Records for this exercise:

☆ ☆ ☆ ☆ ☆

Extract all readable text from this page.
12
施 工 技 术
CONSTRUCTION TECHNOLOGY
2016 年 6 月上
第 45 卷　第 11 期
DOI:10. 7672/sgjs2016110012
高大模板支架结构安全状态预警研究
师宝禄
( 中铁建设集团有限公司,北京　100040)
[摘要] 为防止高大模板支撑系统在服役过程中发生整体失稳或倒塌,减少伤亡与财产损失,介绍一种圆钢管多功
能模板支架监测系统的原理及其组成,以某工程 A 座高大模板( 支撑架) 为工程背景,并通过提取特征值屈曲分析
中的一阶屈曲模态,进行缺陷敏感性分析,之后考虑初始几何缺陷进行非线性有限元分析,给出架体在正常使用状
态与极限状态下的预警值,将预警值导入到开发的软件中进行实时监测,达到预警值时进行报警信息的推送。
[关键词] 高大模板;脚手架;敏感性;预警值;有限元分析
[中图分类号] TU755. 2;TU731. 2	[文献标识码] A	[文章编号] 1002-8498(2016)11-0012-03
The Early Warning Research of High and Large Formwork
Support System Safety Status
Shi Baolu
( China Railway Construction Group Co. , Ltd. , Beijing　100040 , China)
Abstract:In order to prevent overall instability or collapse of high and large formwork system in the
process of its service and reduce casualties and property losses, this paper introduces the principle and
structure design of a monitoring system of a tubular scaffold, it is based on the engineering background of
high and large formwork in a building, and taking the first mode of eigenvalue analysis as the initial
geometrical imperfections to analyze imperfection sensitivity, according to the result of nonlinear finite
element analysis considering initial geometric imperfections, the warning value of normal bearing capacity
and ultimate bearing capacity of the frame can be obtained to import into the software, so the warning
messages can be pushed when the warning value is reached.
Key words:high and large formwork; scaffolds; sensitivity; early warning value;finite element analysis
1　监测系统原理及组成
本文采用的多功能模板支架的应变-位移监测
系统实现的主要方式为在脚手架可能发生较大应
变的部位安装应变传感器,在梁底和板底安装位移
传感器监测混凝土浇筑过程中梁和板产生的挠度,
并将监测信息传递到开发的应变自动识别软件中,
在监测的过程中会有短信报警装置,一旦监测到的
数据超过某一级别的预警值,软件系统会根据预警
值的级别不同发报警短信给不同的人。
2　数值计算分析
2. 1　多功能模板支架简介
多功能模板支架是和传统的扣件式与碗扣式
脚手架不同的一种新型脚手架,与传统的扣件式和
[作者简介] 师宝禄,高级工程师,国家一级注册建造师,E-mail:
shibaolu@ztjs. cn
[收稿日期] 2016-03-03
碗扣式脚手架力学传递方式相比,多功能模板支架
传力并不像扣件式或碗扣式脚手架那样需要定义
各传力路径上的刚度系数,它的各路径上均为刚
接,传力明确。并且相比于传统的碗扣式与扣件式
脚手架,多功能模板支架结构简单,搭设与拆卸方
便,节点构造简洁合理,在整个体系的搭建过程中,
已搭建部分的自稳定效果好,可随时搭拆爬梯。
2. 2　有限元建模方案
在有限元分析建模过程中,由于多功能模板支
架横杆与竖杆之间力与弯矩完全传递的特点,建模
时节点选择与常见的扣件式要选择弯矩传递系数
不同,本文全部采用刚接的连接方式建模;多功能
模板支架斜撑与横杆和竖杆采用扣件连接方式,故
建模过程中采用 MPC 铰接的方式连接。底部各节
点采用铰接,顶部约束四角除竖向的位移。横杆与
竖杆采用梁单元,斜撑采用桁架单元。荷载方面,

☆ ☆ ☆ ☆ ☆

Given instruction:
Write out the records above again, keeping each one identical to the original.

Exercise answer:
Extract all readable text from this page.
12
施 工 技 术
CONSTRUCTION TECHNOLOGY
2016 年 6 月上
第 45 卷　第 11 期
DOI:10. 7672/sgjs2016110012
高大模板支架结构安全状态预警研究
师宝禄
( 中铁建设集团有限公司,北京　100040)
[摘要] 为防止高大模板支撑系统在服役过程中发生整体失稳或倒塌,减少伤亡与财产损失,介绍一种圆钢管多功
能模板支架监测系统的原理及其组成,以某工程 A 座高大模板( 支撑架) 为工程背景,并通过提取特征值屈曲分析
中的一阶屈曲模态,进行缺陷敏感性分析,之后考虑初始几何缺陷进行非线性有限元分析,给出架体在正常使用状
态与极限状态下的预警值,将预警值导入到开发的软件中进行实时监测,达到预警值时进行报警信息的推送。
[关键词] 高大模板;脚手架;敏感性;预警值;有限元分析
[中图分类号] TU755. 2;TU731. 2	[文献标识码] A	[文章编号] 1002-8498(2016)11-0012-03
The Early Warning Research of High and Large Formwork
Support System Safety Status
Shi Baolu
( China Railway Construction Group Co. , Ltd. , Beijing　100040 , China)
Abstract:In order to prevent overall instability or collapse of high and large formwork system in the
process of its service and reduce casualties and property losses, this paper introduces the principle and
structure design of a monitoring system of a tubular scaffold, it is based on the engineering background of
high and large formwork in a building, and taking the first mode of eigenvalue analysis as the initial
geometrical imperfections to analyze imperfection sensitivity, according to the result of nonlinear finite
element analysis considering initial geometric imperfections, the warning value of normal bearing capacity
and ultimate bearing capacity of the frame can be obtained to import into the software, so the warning
messages can be pushed when the warning value is reached.
Key words:high and large formwork; scaffolds; sensitivity; early warning value;finite element analysis
1　监测系统原理及组成
本文采用的多功能模板支架的应变-位移监测
系统实现的主要方式为在脚手架可能发生较大应
变的部位安装应变传感器,在梁底和板底安装位移
传感器监测混凝土浇筑过程中梁和板产生的挠度,
并将监测信息传递到开发的应变自动识别软件中,
在监测的过程中会有短信报警装置,一旦监测到的
数据超过某一级别的预警值,软件系统会根据预警
值的级别不同发报警短信给不同的人。
2　数值计算分析
2. 1　多功能模板支架简介
多功能模板支架是和传统的扣件式与碗扣式
脚手架不同的一种新型脚手架,与传统的扣件式和
[作者简介] 师宝禄,高级工程师,国家一级注册建造师,E-mail:
shibaolu@ztjs. cn
[收稿日期] 2016-03-03
碗扣式脚手架力学传递方式相比,多功能模板支架
传力并不像扣件式或碗扣式脚手架那样需要定义
各传力路径上的刚度系数,它的各路径上均为刚
接,传力明确。并且相比于传统的碗扣式与扣件式
脚手架,多功能模板支架结构简单,搭设与拆卸方
便,节点构造简洁合理,在整个体系的搭建过程中,
已搭建部分的自稳定效果好,可随时搭拆爬梯。
2. 2　有限元建模方案
在有限元分析建模过程中,由于多功能模板支
架横杆与竖杆之间力与弯矩完全传递的特点,建模
时节点选择与常见的扣件式要选择弯矩传递系数
不同,本文全部采用刚接的连接方式建模;多功能
模板支架斜撑与横杆和竖杆采用扣件连接方式,故
建模过程中采用 MPC 铰接的方式连接。底部各节
点采用铰接,顶部约束四角除竖向的位移。横杆与
竖杆采用梁单元,斜撑采用桁架单元。荷载方面,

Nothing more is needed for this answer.